To do: For every line in the records that has the word "JSON", make a copy.

Provided records:
━━━━━━━━━━━━━━━━━━━━━━━━━━━━━━
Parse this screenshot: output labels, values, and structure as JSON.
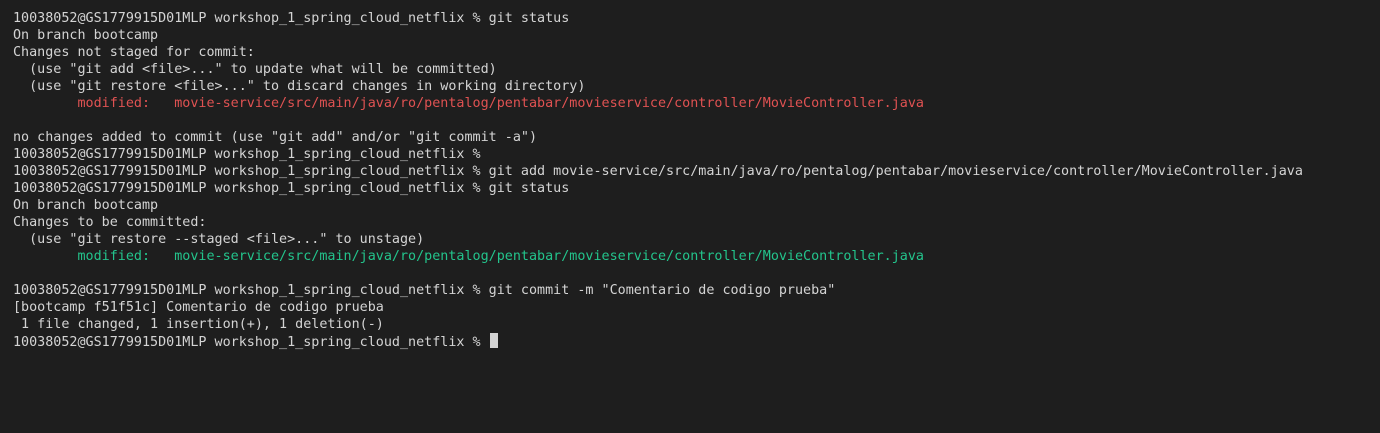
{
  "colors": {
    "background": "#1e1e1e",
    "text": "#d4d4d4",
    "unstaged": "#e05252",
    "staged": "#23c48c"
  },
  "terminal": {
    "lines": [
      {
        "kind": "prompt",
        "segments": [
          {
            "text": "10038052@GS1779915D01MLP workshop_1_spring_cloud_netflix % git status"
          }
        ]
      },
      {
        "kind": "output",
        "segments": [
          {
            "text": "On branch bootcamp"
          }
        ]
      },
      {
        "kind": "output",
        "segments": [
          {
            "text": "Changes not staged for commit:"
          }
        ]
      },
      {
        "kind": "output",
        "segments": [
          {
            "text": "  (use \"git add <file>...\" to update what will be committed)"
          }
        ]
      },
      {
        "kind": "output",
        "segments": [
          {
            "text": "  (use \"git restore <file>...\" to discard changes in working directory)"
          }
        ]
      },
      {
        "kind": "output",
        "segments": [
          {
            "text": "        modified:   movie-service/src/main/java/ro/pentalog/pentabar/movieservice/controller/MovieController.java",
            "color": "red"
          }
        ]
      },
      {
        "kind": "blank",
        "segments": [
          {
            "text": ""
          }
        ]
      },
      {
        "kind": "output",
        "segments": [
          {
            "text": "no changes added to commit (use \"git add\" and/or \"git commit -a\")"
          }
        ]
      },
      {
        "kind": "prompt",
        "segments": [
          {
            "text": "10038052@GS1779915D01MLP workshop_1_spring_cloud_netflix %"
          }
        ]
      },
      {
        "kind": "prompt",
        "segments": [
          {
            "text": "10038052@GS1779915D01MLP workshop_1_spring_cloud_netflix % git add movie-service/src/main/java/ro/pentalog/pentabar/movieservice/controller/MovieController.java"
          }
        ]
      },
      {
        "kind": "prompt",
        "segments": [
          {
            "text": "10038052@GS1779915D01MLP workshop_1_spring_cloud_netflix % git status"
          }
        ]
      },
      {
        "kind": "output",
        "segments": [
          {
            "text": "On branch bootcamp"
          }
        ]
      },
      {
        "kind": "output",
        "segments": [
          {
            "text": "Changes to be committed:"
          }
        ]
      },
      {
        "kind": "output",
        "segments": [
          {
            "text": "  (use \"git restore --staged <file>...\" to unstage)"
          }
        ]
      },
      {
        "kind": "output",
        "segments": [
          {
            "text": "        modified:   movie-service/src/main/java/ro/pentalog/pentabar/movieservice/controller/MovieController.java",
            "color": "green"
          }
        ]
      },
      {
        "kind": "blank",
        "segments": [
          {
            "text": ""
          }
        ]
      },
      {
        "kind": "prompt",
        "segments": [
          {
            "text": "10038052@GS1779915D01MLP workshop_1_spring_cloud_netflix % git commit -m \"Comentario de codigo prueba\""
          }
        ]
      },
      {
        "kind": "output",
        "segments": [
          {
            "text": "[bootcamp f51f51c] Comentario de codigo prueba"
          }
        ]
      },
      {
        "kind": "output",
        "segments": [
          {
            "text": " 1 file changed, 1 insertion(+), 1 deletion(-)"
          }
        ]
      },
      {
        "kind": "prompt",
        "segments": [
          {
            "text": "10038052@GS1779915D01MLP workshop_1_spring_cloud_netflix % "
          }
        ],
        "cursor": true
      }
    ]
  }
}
━━━━━━━━━━━━━━━━━━━━━━━━━━━━━━
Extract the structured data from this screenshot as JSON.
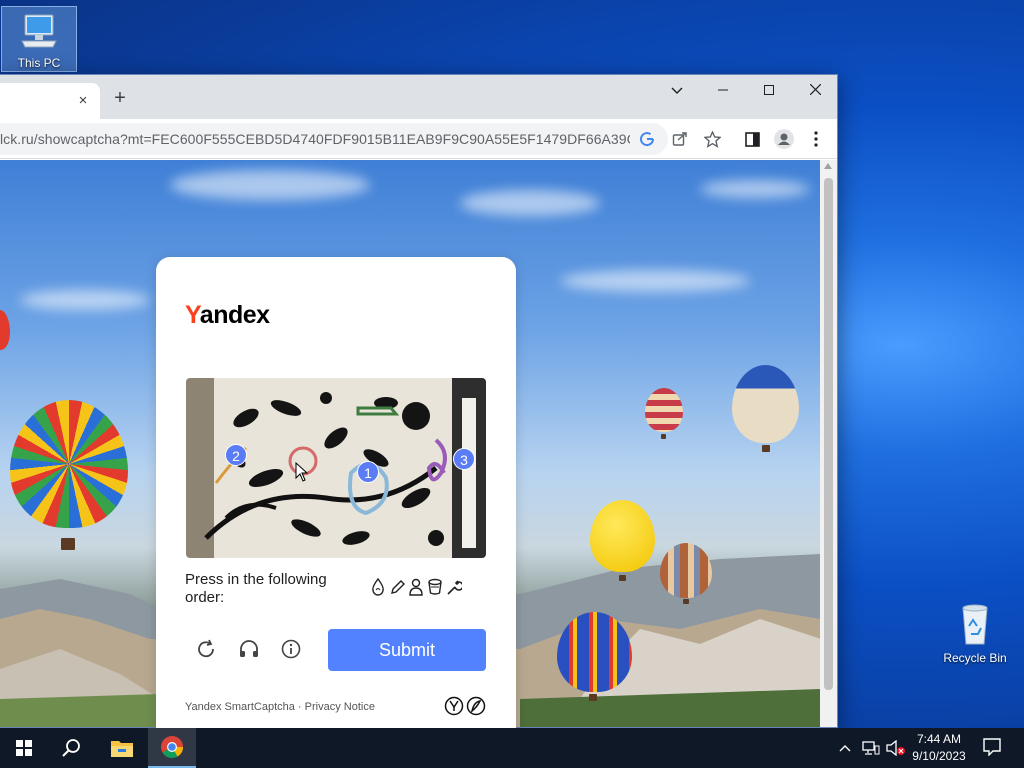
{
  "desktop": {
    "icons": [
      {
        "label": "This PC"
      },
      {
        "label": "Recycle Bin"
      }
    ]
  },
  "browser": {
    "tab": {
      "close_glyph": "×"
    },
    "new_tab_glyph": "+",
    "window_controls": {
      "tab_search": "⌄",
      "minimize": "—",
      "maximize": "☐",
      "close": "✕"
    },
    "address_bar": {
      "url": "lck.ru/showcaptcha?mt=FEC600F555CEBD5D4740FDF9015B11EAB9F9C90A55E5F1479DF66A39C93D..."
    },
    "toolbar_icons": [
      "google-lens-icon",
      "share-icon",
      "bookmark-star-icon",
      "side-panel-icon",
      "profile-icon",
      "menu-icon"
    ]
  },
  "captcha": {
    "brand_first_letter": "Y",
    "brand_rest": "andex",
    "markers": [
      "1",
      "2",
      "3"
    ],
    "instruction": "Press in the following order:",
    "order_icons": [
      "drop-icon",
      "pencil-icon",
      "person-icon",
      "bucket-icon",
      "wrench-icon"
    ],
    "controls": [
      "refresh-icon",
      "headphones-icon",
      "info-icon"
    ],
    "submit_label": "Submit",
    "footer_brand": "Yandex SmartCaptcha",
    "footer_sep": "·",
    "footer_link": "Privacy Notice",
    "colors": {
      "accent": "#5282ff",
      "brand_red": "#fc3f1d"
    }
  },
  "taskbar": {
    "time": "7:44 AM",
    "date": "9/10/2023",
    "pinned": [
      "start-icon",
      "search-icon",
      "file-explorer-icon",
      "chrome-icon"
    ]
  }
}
━━━━━━━━━━━━━━━━━━━━━━━━━━━━━━
Result:
Parse this screenshot: output labels, values, and structure as JSON.
Extract the structured data from this screenshot as JSON.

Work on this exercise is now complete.